───── DATA FOR THIS TASK ─────
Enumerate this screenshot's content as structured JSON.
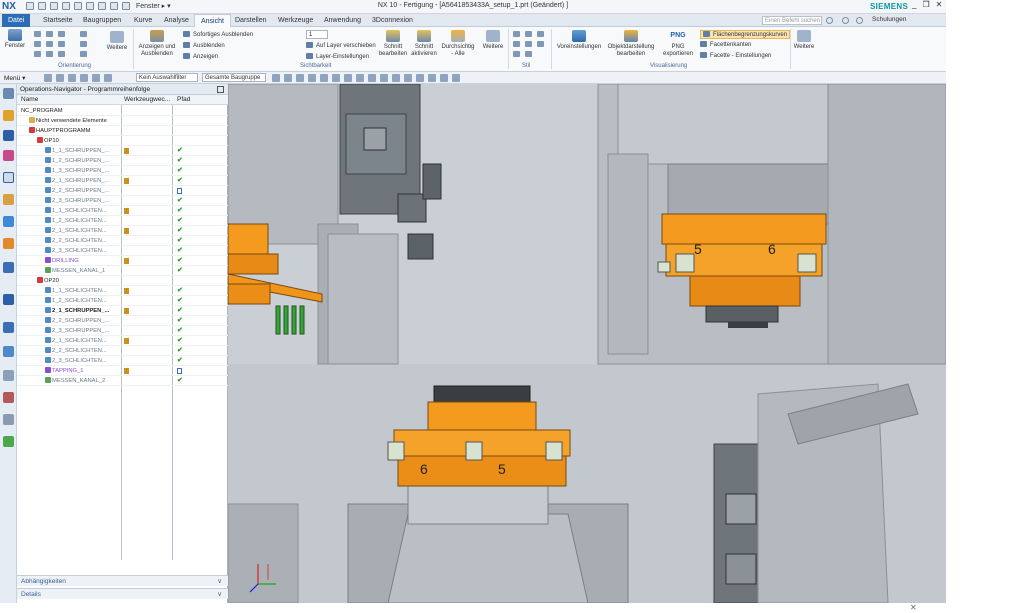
{
  "app": {
    "logo": "NX",
    "window_menu": "Fenster ▸ ▾",
    "title": "NX 10 - Fertigung - [A5641853433A_setup_1.prt (Geändert) ]",
    "brand": "SIEMENS",
    "window_controls": [
      "_",
      "❐",
      "✕"
    ]
  },
  "tabs": {
    "file": "Datei",
    "items": [
      "Startseite",
      "Baugruppen",
      "Kurve",
      "Analyse",
      "Ansicht",
      "Darstellen",
      "Werkzeuge",
      "Anwendung",
      "3Dconnexion"
    ],
    "active": "Ansicht",
    "search_placeholder": "Einen Befehl suchen",
    "schulungen": "Schulungen"
  },
  "ribbon": {
    "fenster": "Fenster",
    "orient_weitere": "Weitere",
    "orientierung": "Orientierung",
    "anzeigen_ausblenden": "Anzeigen und Ausblenden",
    "vis_list": [
      "Sofortiges Ausblenden",
      "Ausblenden",
      "Anzeigen"
    ],
    "layer_value": "1",
    "layer_list": [
      "Auf Layer verschieben",
      "Layer-Einstellungen"
    ],
    "schnitt_bearbeiten": "Schnitt bearbeiten",
    "schnitt_aktivieren": "Schnitt aktivieren",
    "durchsichtig": "Durchsichtig - Alle",
    "sichtbarkeit_weitere": "Weitere",
    "sichtbarkeit": "Sichtbarkeit",
    "stil": "Stil",
    "voreinstellungen": "Voreinstellungen",
    "objektdarstellung": "Objektdarstellung bearbeiten",
    "png": "PNG exportieren",
    "png_tag": "PNG",
    "vis_right": [
      "Flächenbegrenzungskurven",
      "Facettenkanten",
      "Facette - Einstellungen"
    ],
    "visualisierung": "Visualisierung",
    "right_weitere": "Weitere"
  },
  "toolbar": {
    "menu": "Menü ▾",
    "filter": "Kein Auswahlfilter",
    "assembly": "Gesamte Baugruppe"
  },
  "navigator": {
    "title": "Operations-Navigator - Programmreihenfolge",
    "col_name": "Name",
    "col_tool": "Werkzeugwec...",
    "col_path": "Pfad",
    "rows": [
      {
        "label": "NC_PROGRAM",
        "indent": 0,
        "kind": "root",
        "tool": false,
        "path": ""
      },
      {
        "label": "Nicht verwendete Elemente",
        "indent": 1,
        "kind": "folder",
        "tool": false,
        "path": ""
      },
      {
        "label": "HAUPTPROGRAMM",
        "indent": 1,
        "kind": "program",
        "tool": false,
        "path": ""
      },
      {
        "label": "OP10",
        "indent": 2,
        "kind": "program",
        "tool": false,
        "path": ""
      },
      {
        "label": "1_1_SCHRUPPEN_...",
        "indent": 3,
        "kind": "op",
        "tool": true,
        "path": "ok"
      },
      {
        "label": "1_2_SCHRUPPEN_...",
        "indent": 3,
        "kind": "op",
        "tool": false,
        "path": "ok"
      },
      {
        "label": "1_3_SCHRUPPEN_...",
        "indent": 3,
        "kind": "op",
        "tool": false,
        "path": "ok"
      },
      {
        "label": "2_1_SCHRUPPEN_...",
        "indent": 3,
        "kind": "op",
        "tool": true,
        "path": "ok"
      },
      {
        "label": "2_2_SCHRUPPEN_...",
        "indent": 3,
        "kind": "op",
        "tool": false,
        "path": "pending"
      },
      {
        "label": "2_3_SCHRUPPEN_...",
        "indent": 3,
        "kind": "op",
        "tool": false,
        "path": "ok"
      },
      {
        "label": "1_1_SCHLICHTEN...",
        "indent": 3,
        "kind": "op",
        "tool": true,
        "path": "ok"
      },
      {
        "label": "1_2_SCHLICHTEN...",
        "indent": 3,
        "kind": "op",
        "tool": false,
        "path": "ok"
      },
      {
        "label": "2_1_SCHLICHTEN...",
        "indent": 3,
        "kind": "op",
        "tool": true,
        "path": "ok"
      },
      {
        "label": "2_2_SCHLICHTEN...",
        "indent": 3,
        "kind": "op",
        "tool": false,
        "path": "ok"
      },
      {
        "label": "2_3_SCHLICHTEN...",
        "indent": 3,
        "kind": "op",
        "tool": false,
        "path": "ok"
      },
      {
        "label": "DRILLING",
        "indent": 3,
        "kind": "drill",
        "tool": true,
        "path": "ok"
      },
      {
        "label": "MESSEN_KANAL_1",
        "indent": 3,
        "kind": "measure",
        "tool": false,
        "path": "ok"
      },
      {
        "label": "OP20",
        "indent": 2,
        "kind": "program",
        "tool": false,
        "path": ""
      },
      {
        "label": "1_1_SCHLICHTEN...",
        "indent": 3,
        "kind": "op",
        "tool": true,
        "path": "ok"
      },
      {
        "label": "1_2_SCHLICHTEN...",
        "indent": 3,
        "kind": "op",
        "tool": false,
        "path": "ok"
      },
      {
        "label": "2_1_SCHRUPPEN_...",
        "indent": 3,
        "kind": "op-bold",
        "tool": true,
        "path": "ok"
      },
      {
        "label": "2_2_SCHRUPPEN_...",
        "indent": 3,
        "kind": "op",
        "tool": false,
        "path": "ok"
      },
      {
        "label": "2_3_SCHRUPPEN_...",
        "indent": 3,
        "kind": "op",
        "tool": false,
        "path": "ok"
      },
      {
        "label": "2_1_SCHLICHTEN...",
        "indent": 3,
        "kind": "op",
        "tool": true,
        "path": "ok"
      },
      {
        "label": "2_2_SCHLICHTEN...",
        "indent": 3,
        "kind": "op",
        "tool": false,
        "path": "ok"
      },
      {
        "label": "2_3_SCHLICHTEN...",
        "indent": 3,
        "kind": "op",
        "tool": false,
        "path": "ok"
      },
      {
        "label": "TAPPING_1",
        "indent": 3,
        "kind": "drill",
        "tool": true,
        "path": "pending"
      },
      {
        "label": "MESSEN_KANAL_2",
        "indent": 3,
        "kind": "measure",
        "tool": false,
        "path": "ok"
      }
    ],
    "panel_abh": "Abhängigkeiten",
    "panel_details": "Details"
  },
  "viewport": {
    "digits_upper": [
      "5",
      "6"
    ],
    "digits_lower": [
      "6",
      "5"
    ],
    "orange": "#f49a1f",
    "steel": "#8a9096"
  },
  "colors": {
    "accent": "#2d6db5",
    "check": "#2e9b2e",
    "drill": "#8a4fd0"
  }
}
─────
INSTRUCTIONS TO FOLLOW
Write the records out once more, exactly as they appear, with no pictures.

RESPONSE TO THE EXERCISE
Enumerate this screenshot's content as structured JSON.
{
  "app": {
    "logo": "NX",
    "window_menu": "Fenster ▸ ▾",
    "title": "NX 10 - Fertigung - [A5641853433A_setup_1.prt (Geändert) ]",
    "brand": "SIEMENS",
    "window_controls": [
      "_",
      "❐",
      "✕"
    ]
  },
  "tabs": {
    "file": "Datei",
    "items": [
      "Startseite",
      "Baugruppen",
      "Kurve",
      "Analyse",
      "Ansicht",
      "Darstellen",
      "Werkzeuge",
      "Anwendung",
      "3Dconnexion"
    ],
    "active": "Ansicht",
    "search_placeholder": "Einen Befehl suchen",
    "schulungen": "Schulungen"
  },
  "ribbon": {
    "fenster": "Fenster",
    "orient_weitere": "Weitere",
    "orientierung": "Orientierung",
    "anzeigen_ausblenden": "Anzeigen und Ausblenden",
    "vis_list": [
      "Sofortiges Ausblenden",
      "Ausblenden",
      "Anzeigen"
    ],
    "layer_value": "1",
    "layer_list": [
      "Auf Layer verschieben",
      "Layer-Einstellungen"
    ],
    "schnitt_bearbeiten": "Schnitt bearbeiten",
    "schnitt_aktivieren": "Schnitt aktivieren",
    "durchsichtig": "Durchsichtig - Alle",
    "sichtbarkeit_weitere": "Weitere",
    "sichtbarkeit": "Sichtbarkeit",
    "stil": "Stil",
    "voreinstellungen": "Voreinstellungen",
    "objektdarstellung": "Objektdarstellung bearbeiten",
    "png": "PNG exportieren",
    "png_tag": "PNG",
    "vis_right": [
      "Flächenbegrenzungskurven",
      "Facettenkanten",
      "Facette - Einstellungen"
    ],
    "visualisierung": "Visualisierung",
    "right_weitere": "Weitere"
  },
  "toolbar": {
    "menu": "Menü ▾",
    "filter": "Kein Auswahlfilter",
    "assembly": "Gesamte Baugruppe"
  },
  "navigator": {
    "title": "Operations-Navigator - Programmreihenfolge",
    "col_name": "Name",
    "col_tool": "Werkzeugwec...",
    "col_path": "Pfad",
    "rows": [
      {
        "label": "NC_PROGRAM",
        "indent": 0,
        "kind": "root",
        "tool": false,
        "path": ""
      },
      {
        "label": "Nicht verwendete Elemente",
        "indent": 1,
        "kind": "folder",
        "tool": false,
        "path": ""
      },
      {
        "label": "HAUPTPROGRAMM",
        "indent": 1,
        "kind": "program",
        "tool": false,
        "path": ""
      },
      {
        "label": "OP10",
        "indent": 2,
        "kind": "program",
        "tool": false,
        "path": ""
      },
      {
        "label": "1_1_SCHRUPPEN_...",
        "indent": 3,
        "kind": "op",
        "tool": true,
        "path": "ok"
      },
      {
        "label": "1_2_SCHRUPPEN_...",
        "indent": 3,
        "kind": "op",
        "tool": false,
        "path": "ok"
      },
      {
        "label": "1_3_SCHRUPPEN_...",
        "indent": 3,
        "kind": "op",
        "tool": false,
        "path": "ok"
      },
      {
        "label": "2_1_SCHRUPPEN_...",
        "indent": 3,
        "kind": "op",
        "tool": true,
        "path": "ok"
      },
      {
        "label": "2_2_SCHRUPPEN_...",
        "indent": 3,
        "kind": "op",
        "tool": false,
        "path": "pending"
      },
      {
        "label": "2_3_SCHRUPPEN_...",
        "indent": 3,
        "kind": "op",
        "tool": false,
        "path": "ok"
      },
      {
        "label": "1_1_SCHLICHTEN...",
        "indent": 3,
        "kind": "op",
        "tool": true,
        "path": "ok"
      },
      {
        "label": "1_2_SCHLICHTEN...",
        "indent": 3,
        "kind": "op",
        "tool": false,
        "path": "ok"
      },
      {
        "label": "2_1_SCHLICHTEN...",
        "indent": 3,
        "kind": "op",
        "tool": true,
        "path": "ok"
      },
      {
        "label": "2_2_SCHLICHTEN...",
        "indent": 3,
        "kind": "op",
        "tool": false,
        "path": "ok"
      },
      {
        "label": "2_3_SCHLICHTEN...",
        "indent": 3,
        "kind": "op",
        "tool": false,
        "path": "ok"
      },
      {
        "label": "DRILLING",
        "indent": 3,
        "kind": "drill",
        "tool": true,
        "path": "ok"
      },
      {
        "label": "MESSEN_KANAL_1",
        "indent": 3,
        "kind": "measure",
        "tool": false,
        "path": "ok"
      },
      {
        "label": "OP20",
        "indent": 2,
        "kind": "program",
        "tool": false,
        "path": ""
      },
      {
        "label": "1_1_SCHLICHTEN...",
        "indent": 3,
        "kind": "op",
        "tool": true,
        "path": "ok"
      },
      {
        "label": "1_2_SCHLICHTEN...",
        "indent": 3,
        "kind": "op",
        "tool": false,
        "path": "ok"
      },
      {
        "label": "2_1_SCHRUPPEN_...",
        "indent": 3,
        "kind": "op-bold",
        "tool": true,
        "path": "ok"
      },
      {
        "label": "2_2_SCHRUPPEN_...",
        "indent": 3,
        "kind": "op",
        "tool": false,
        "path": "ok"
      },
      {
        "label": "2_3_SCHRUPPEN_...",
        "indent": 3,
        "kind": "op",
        "tool": false,
        "path": "ok"
      },
      {
        "label": "2_1_SCHLICHTEN...",
        "indent": 3,
        "kind": "op",
        "tool": true,
        "path": "ok"
      },
      {
        "label": "2_2_SCHLICHTEN...",
        "indent": 3,
        "kind": "op",
        "tool": false,
        "path": "ok"
      },
      {
        "label": "2_3_SCHLICHTEN...",
        "indent": 3,
        "kind": "op",
        "tool": false,
        "path": "ok"
      },
      {
        "label": "TAPPING_1",
        "indent": 3,
        "kind": "drill",
        "tool": true,
        "path": "pending"
      },
      {
        "label": "MESSEN_KANAL_2",
        "indent": 3,
        "kind": "measure",
        "tool": false,
        "path": "ok"
      }
    ],
    "panel_abh": "Abhängigkeiten",
    "panel_details": "Details"
  },
  "viewport": {
    "digits_upper": [
      "5",
      "6"
    ],
    "digits_lower": [
      "6",
      "5"
    ],
    "orange": "#f49a1f",
    "steel": "#8a9096"
  },
  "colors": {
    "accent": "#2d6db5",
    "check": "#2e9b2e",
    "drill": "#8a4fd0"
  }
}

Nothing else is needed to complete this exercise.